§ Required task: State how many lines of the records contain the string "JSON", and give no other information.

§ Data records:
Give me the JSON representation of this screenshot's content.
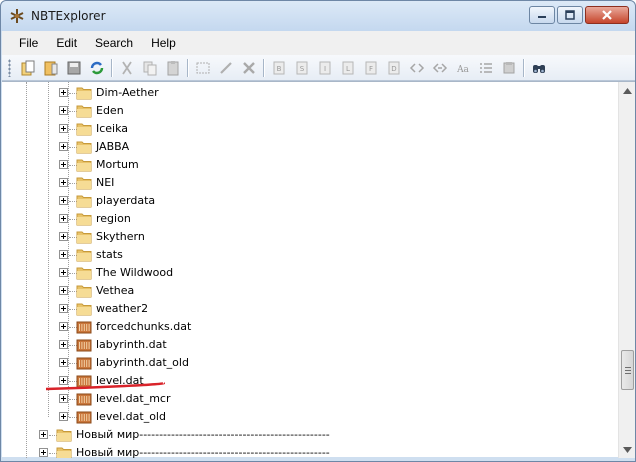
{
  "window": {
    "title": "NBTExplorer",
    "icon": "nbt-app-icon",
    "controls": [
      "minimize",
      "maximize",
      "close"
    ]
  },
  "menu": [
    {
      "id": "file",
      "label": "File"
    },
    {
      "id": "edit",
      "label": "Edit"
    },
    {
      "id": "search",
      "label": "Search"
    },
    {
      "id": "help",
      "label": "Help"
    }
  ],
  "toolbar": {
    "buttons": [
      "open-folder-icon",
      "open-file-icon",
      "save-icon",
      "refresh-icon",
      "cut-icon",
      "copy-icon",
      "paste-icon",
      "rename-icon",
      "edit-value-icon",
      "delete-icon",
      "add-byte-icon",
      "add-short-icon",
      "add-int-icon",
      "add-long-icon",
      "add-float-icon",
      "add-double-icon",
      "add-byte-array-icon",
      "add-int-array-icon",
      "add-string-icon",
      "add-list-icon",
      "add-compound-icon",
      "find-icon"
    ]
  },
  "tree": {
    "items": [
      {
        "label": "Dim-Aether",
        "type": "folder",
        "indent": 2
      },
      {
        "label": "Eden",
        "type": "folder",
        "indent": 2
      },
      {
        "label": "Iceika",
        "type": "folder",
        "indent": 2
      },
      {
        "label": "JABBA",
        "type": "folder",
        "indent": 2
      },
      {
        "label": "Mortum",
        "type": "folder",
        "indent": 2
      },
      {
        "label": "NEI",
        "type": "folder",
        "indent": 2
      },
      {
        "label": "playerdata",
        "type": "folder",
        "indent": 2
      },
      {
        "label": "region",
        "type": "folder",
        "indent": 2
      },
      {
        "label": "Skythern",
        "type": "folder",
        "indent": 2
      },
      {
        "label": "stats",
        "type": "folder",
        "indent": 2
      },
      {
        "label": "The Wildwood",
        "type": "folder",
        "indent": 2
      },
      {
        "label": "Vethea",
        "type": "folder",
        "indent": 2
      },
      {
        "label": "weather2",
        "type": "folder",
        "indent": 2
      },
      {
        "label": "forcedchunks.dat",
        "type": "file",
        "indent": 2
      },
      {
        "label": "labyrinth.dat",
        "type": "file",
        "indent": 2
      },
      {
        "label": "labyrinth.dat_old",
        "type": "file",
        "indent": 2
      },
      {
        "label": "level.dat",
        "type": "file",
        "indent": 2
      },
      {
        "label": "level.dat_mcr",
        "type": "file",
        "indent": 2
      },
      {
        "label": "level.dat_old",
        "type": "file",
        "indent": 2
      },
      {
        "label": "Новый мир------------------------------------------------",
        "type": "folder",
        "indent": 1
      },
      {
        "label": "Новый мир------------------------------------------------",
        "type": "folder",
        "indent": 1
      }
    ]
  },
  "colors": {
    "folder": "#e8c36a",
    "file": "#c9763b",
    "annotation": "#d9232a"
  }
}
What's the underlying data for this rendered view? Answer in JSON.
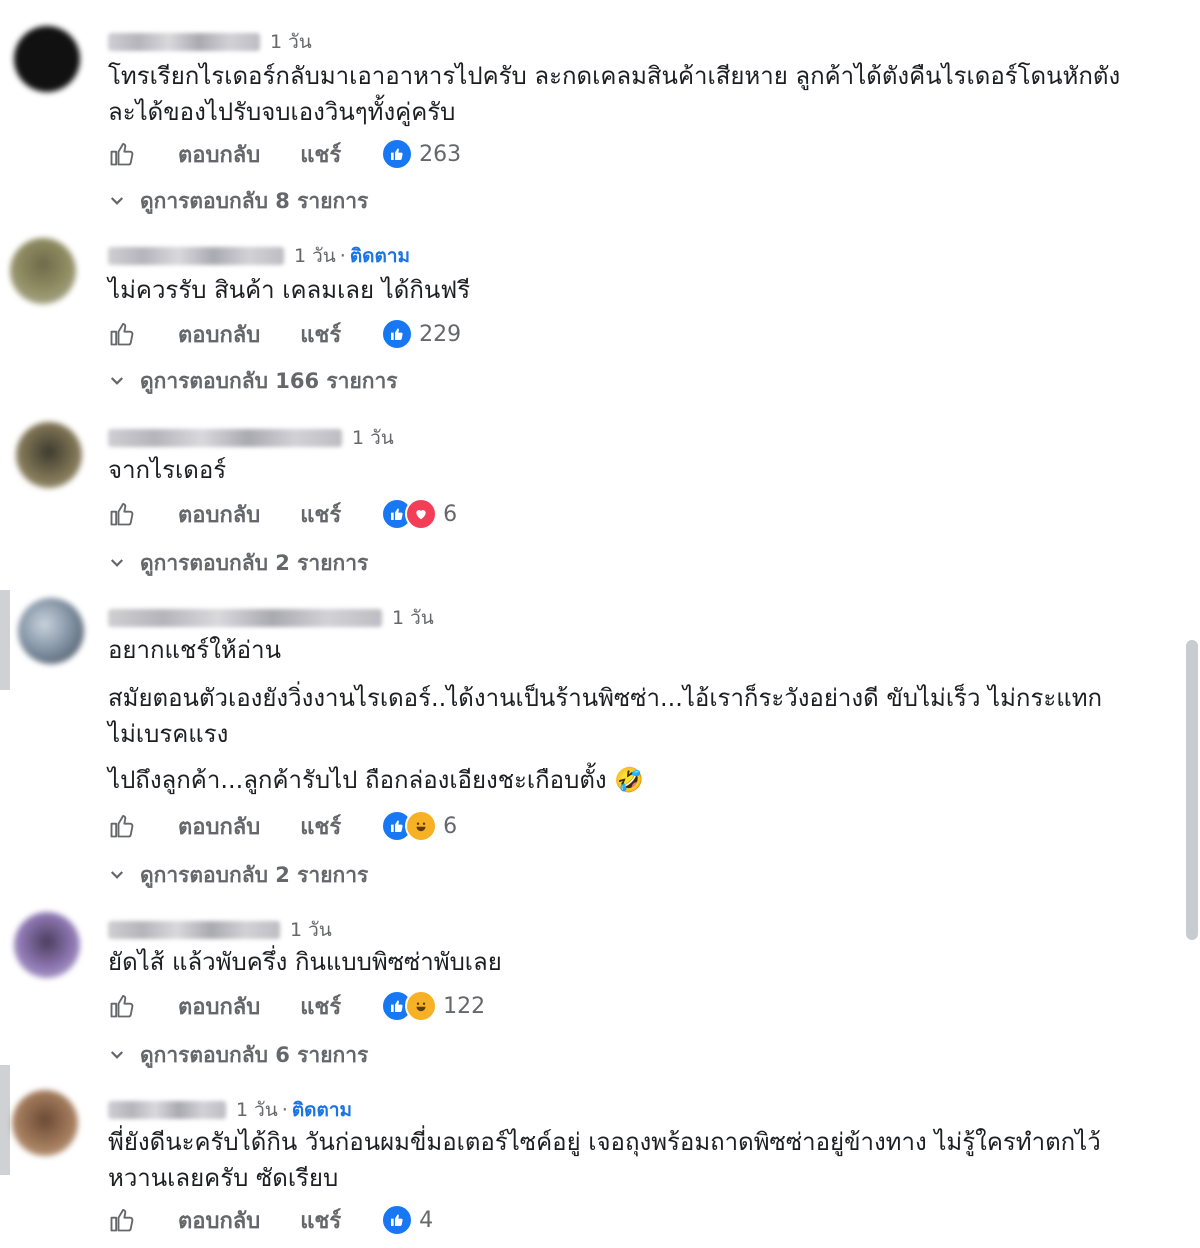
{
  "labels": {
    "reply": "ตอบกลับ",
    "share": "แชร์",
    "follow": "ติดตาม"
  },
  "comments": [
    {
      "time": "1 วัน",
      "follow": false,
      "text_lines": [
        "โทรเรียกไรเดอร์กลับมาเอาอาหารไปครับ ละกดเคลมสินค้าเสียหาย ลูกค้าได้ตังคืนไรเดอร์โดนหักตัง",
        "ละได้ของไปรับจบเองวินๆทั้งคู่ครับ"
      ],
      "reactions": [
        "like"
      ],
      "count": "263",
      "view_replies": "ดูการตอบกลับ 8 รายการ"
    },
    {
      "time": "1 วัน",
      "follow": true,
      "text_lines": [
        "ไม่ควรรับ สินค้า เคลมเลย ได้กินฟรี"
      ],
      "reactions": [
        "like"
      ],
      "count": "229",
      "view_replies": "ดูการตอบกลับ 166 รายการ"
    },
    {
      "time": "1 วัน",
      "follow": false,
      "text_lines": [
        "จากไรเดอร์"
      ],
      "reactions": [
        "like",
        "love"
      ],
      "count": "6",
      "view_replies": "ดูการตอบกลับ 2 รายการ"
    },
    {
      "time": "1 วัน",
      "follow": false,
      "text_lines": [
        "อยากแชร์ให้อ่าน"
      ],
      "paragraph2": [
        "สมัยตอนตัวเองยังวิ่งงานไรเดอร์..ได้งานเป็นร้านพิซซ่า...ไอ้เราก็ระวังอย่างดี ขับไม่เร็ว ไม่กระแทก",
        "ไม่เบรคแรง"
      ],
      "paragraph3": "ไปถึงลูกค้า...ลูกค้ารับไป ถือกล่องเอียงชะเกือบตั้ง 🤣",
      "reactions": [
        "like",
        "haha"
      ],
      "count": "6",
      "view_replies": "ดูการตอบกลับ 2 รายการ"
    },
    {
      "time": "1 วัน",
      "follow": false,
      "text_lines": [
        "ยัดไส้ แล้วพับครึ่ง กินแบบพิซซ่าพับเลย"
      ],
      "reactions": [
        "like",
        "haha"
      ],
      "count": "122",
      "view_replies": "ดูการตอบกลับ 6 รายการ"
    },
    {
      "time": "1 วัน",
      "follow": true,
      "text_lines": [
        "พี่ยังดีนะครับได้กิน วันก่อนผมขี่มอเตอร์ไซค์อยู่ เจอถุงพร้อมถาดพิซซ่าอยู่ข้างทาง ไม่รู้ใครทำตกไว้",
        "หวานเลยครับ ซัดเรียบ"
      ],
      "reactions": [
        "like"
      ],
      "count": "4"
    }
  ],
  "colors": {
    "link_blue": "#1b74e4",
    "like_blue": "#1877f2",
    "love_red": "#f33e58",
    "haha_yellow": "#f7b125",
    "muted_gray": "#65676b"
  },
  "icons": [
    "thumbs-up-icon",
    "chevron-down-icon",
    "like-reaction-icon",
    "love-reaction-icon",
    "haha-reaction-icon"
  ]
}
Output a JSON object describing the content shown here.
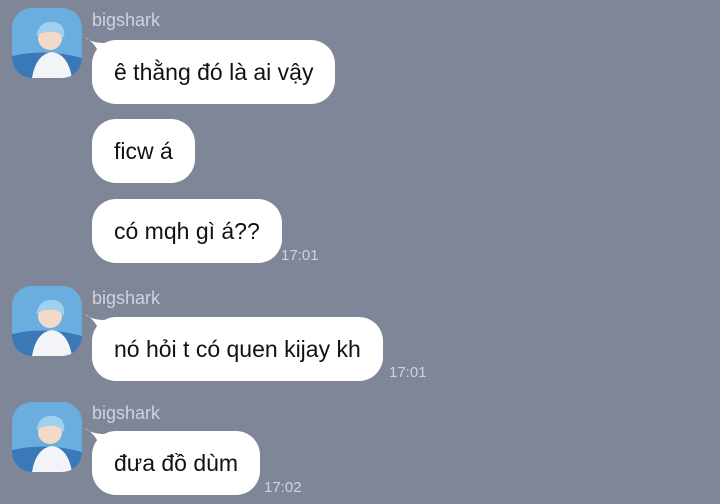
{
  "chat": {
    "background_color": "#7e8697",
    "groups": [
      {
        "sender": "bigshark",
        "avatar_icon": "profile-photo-icon",
        "messages": [
          {
            "text": "ê thằng đó là ai vậy",
            "time": ""
          },
          {
            "text": "ficw á",
            "time": ""
          },
          {
            "text": "có mqh gì á??",
            "time": "17:01"
          }
        ]
      },
      {
        "sender": "bigshark",
        "avatar_icon": "profile-photo-icon",
        "messages": [
          {
            "text": "nó hỏi t có quen kijay kh",
            "time": "17:01"
          }
        ]
      },
      {
        "sender": "bigshark",
        "avatar_icon": "profile-photo-icon",
        "messages": [
          {
            "text": "đưa đồ dùm",
            "time": "17:02"
          }
        ]
      }
    ]
  }
}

§ Written answer: 3